> [Information shown]
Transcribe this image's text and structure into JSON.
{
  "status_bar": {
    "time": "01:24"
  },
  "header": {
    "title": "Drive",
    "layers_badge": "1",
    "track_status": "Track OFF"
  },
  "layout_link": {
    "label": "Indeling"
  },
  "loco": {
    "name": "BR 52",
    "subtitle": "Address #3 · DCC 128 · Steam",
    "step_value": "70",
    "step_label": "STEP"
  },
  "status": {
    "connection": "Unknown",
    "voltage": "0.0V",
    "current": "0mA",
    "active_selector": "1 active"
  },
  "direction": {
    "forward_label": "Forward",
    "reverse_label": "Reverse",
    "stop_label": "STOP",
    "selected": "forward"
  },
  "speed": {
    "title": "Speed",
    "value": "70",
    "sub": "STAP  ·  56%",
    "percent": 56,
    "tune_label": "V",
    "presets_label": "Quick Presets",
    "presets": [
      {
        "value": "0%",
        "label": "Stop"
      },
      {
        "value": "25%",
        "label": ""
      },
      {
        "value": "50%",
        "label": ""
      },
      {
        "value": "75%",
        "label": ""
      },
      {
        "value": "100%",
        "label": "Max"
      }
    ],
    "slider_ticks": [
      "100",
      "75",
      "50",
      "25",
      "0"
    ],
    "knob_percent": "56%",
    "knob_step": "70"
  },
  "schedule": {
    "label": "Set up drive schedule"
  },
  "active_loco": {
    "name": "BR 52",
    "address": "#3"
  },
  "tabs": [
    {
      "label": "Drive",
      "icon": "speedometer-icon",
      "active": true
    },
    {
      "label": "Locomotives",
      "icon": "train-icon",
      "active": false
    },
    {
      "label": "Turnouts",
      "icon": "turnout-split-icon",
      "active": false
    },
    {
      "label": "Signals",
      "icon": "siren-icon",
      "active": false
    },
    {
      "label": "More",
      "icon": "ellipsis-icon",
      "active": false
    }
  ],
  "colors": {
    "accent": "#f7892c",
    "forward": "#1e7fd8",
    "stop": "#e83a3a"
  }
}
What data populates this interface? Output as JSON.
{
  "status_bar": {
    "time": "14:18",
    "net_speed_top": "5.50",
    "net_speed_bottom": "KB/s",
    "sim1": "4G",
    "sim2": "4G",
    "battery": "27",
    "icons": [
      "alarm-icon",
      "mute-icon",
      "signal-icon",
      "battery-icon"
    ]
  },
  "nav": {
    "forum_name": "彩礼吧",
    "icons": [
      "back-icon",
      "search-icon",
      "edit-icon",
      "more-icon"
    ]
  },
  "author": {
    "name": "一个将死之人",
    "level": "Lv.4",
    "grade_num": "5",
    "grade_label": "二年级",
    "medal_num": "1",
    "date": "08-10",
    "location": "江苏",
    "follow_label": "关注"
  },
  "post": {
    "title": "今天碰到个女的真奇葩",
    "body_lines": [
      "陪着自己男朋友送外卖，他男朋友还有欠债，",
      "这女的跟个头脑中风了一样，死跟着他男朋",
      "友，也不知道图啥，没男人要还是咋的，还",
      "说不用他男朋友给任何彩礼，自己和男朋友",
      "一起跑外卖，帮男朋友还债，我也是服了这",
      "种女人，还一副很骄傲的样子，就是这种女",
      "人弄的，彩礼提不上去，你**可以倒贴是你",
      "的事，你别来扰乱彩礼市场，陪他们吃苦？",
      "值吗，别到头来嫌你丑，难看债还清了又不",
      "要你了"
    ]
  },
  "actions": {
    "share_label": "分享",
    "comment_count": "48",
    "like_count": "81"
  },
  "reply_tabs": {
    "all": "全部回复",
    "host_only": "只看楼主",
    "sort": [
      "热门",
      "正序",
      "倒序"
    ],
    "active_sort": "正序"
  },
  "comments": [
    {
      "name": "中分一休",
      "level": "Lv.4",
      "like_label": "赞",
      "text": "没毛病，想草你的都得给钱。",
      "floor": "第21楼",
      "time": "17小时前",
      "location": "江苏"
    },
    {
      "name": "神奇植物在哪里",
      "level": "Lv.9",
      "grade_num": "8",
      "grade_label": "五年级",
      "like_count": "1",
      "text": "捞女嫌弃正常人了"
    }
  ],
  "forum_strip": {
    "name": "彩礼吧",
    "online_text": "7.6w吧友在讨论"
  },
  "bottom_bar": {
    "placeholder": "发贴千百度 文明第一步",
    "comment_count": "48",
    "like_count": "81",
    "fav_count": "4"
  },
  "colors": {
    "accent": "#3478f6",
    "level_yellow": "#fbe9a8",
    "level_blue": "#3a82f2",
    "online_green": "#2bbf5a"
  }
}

> [Short exercise] What is needed here is an exact reproduction of all the entries.

> [Solution to this exercise]
Transcribe this image's text and structure into JSON.
{
  "status_bar": {
    "time": "01:24"
  },
  "header": {
    "title": "Drive",
    "layers_badge": "1",
    "track_status": "Track OFF"
  },
  "layout_link": {
    "label": "Indeling"
  },
  "loco": {
    "name": "BR 52",
    "subtitle": "Address #3 · DCC 128 · Steam",
    "step_value": "70",
    "step_label": "STEP"
  },
  "status": {
    "connection": "Unknown",
    "voltage": "0.0V",
    "current": "0mA",
    "active_selector": "1 active"
  },
  "direction": {
    "forward_label": "Forward",
    "reverse_label": "Reverse",
    "stop_label": "STOP",
    "selected": "forward"
  },
  "speed": {
    "title": "Speed",
    "value": "70",
    "sub": "STAP  ·  56%",
    "percent": 56,
    "tune_label": "V",
    "presets_label": "Quick Presets",
    "presets": [
      {
        "value": "0%",
        "label": "Stop"
      },
      {
        "value": "25%",
        "label": ""
      },
      {
        "value": "50%",
        "label": ""
      },
      {
        "value": "75%",
        "label": ""
      },
      {
        "value": "100%",
        "label": "Max"
      }
    ],
    "slider_ticks": [
      "100",
      "75",
      "50",
      "25",
      "0"
    ],
    "knob_percent": "56%",
    "knob_step": "70"
  },
  "schedule": {
    "label": "Set up drive schedule"
  },
  "active_loco": {
    "name": "BR 52",
    "address": "#3"
  },
  "tabs": [
    {
      "label": "Drive",
      "icon": "speedometer-icon",
      "active": true
    },
    {
      "label": "Locomotives",
      "icon": "train-icon",
      "active": false
    },
    {
      "label": "Turnouts",
      "icon": "turnout-split-icon",
      "active": false
    },
    {
      "label": "Signals",
      "icon": "siren-icon",
      "active": false
    },
    {
      "label": "More",
      "icon": "ellipsis-icon",
      "active": false
    }
  ],
  "colors": {
    "accent": "#f7892c",
    "forward": "#1e7fd8",
    "stop": "#e83a3a"
  }
}
What data populates this interface? Output as JSON.
{
  "status_bar": {
    "time": "14:18",
    "net_speed_top": "5.50",
    "net_speed_bottom": "KB/s",
    "sim1": "4G",
    "sim2": "4G",
    "battery": "27",
    "icons": [
      "alarm-icon",
      "mute-icon",
      "signal-icon",
      "battery-icon"
    ]
  },
  "nav": {
    "forum_name": "彩礼吧",
    "icons": [
      "back-icon",
      "search-icon",
      "edit-icon",
      "more-icon"
    ]
  },
  "author": {
    "name": "一个将死之人",
    "level": "Lv.4",
    "grade_num": "5",
    "grade_label": "二年级",
    "medal_num": "1",
    "date": "08-10",
    "location": "江苏",
    "follow_label": "关注"
  },
  "post": {
    "title": "今天碰到个女的真奇葩",
    "body_lines": [
      "陪着自己男朋友送外卖，他男朋友还有欠债，",
      "这女的跟个头脑中风了一样，死跟着他男朋",
      "友，也不知道图啥，没男人要还是咋的，还",
      "说不用他男朋友给任何彩礼，自己和男朋友",
      "一起跑外卖，帮男朋友还债，我也是服了这",
      "种女人，还一副很骄傲的样子，就是这种女",
      "人弄的，彩礼提不上去，你**可以倒贴是你",
      "的事，你别来扰乱彩礼市场，陪他们吃苦？",
      "值吗，别到头来嫌你丑，难看债还清了又不",
      "要你了"
    ]
  },
  "actions": {
    "share_label": "分享",
    "comment_count": "48",
    "like_count": "81"
  },
  "reply_tabs": {
    "all": "全部回复",
    "host_only": "只看楼主",
    "sort": [
      "热门",
      "正序",
      "倒序"
    ],
    "active_sort": "正序"
  },
  "comments": [
    {
      "name": "中分一休",
      "level": "Lv.4",
      "like_label": "赞",
      "text": "没毛病，想草你的都得给钱。",
      "floor": "第21楼",
      "time": "17小时前",
      "location": "江苏"
    },
    {
      "name": "神奇植物在哪里",
      "level": "Lv.9",
      "grade_num": "8",
      "grade_label": "五年级",
      "like_count": "1",
      "text": "捞女嫌弃正常人了"
    }
  ],
  "forum_strip": {
    "name": "彩礼吧",
    "online_text": "7.6w吧友在讨论"
  },
  "bottom_bar": {
    "placeholder": "发贴千百度 文明第一步",
    "comment_count": "48",
    "like_count": "81",
    "fav_count": "4"
  },
  "colors": {
    "accent": "#3478f6",
    "level_yellow": "#fbe9a8",
    "level_blue": "#3a82f2",
    "online_green": "#2bbf5a"
  }
}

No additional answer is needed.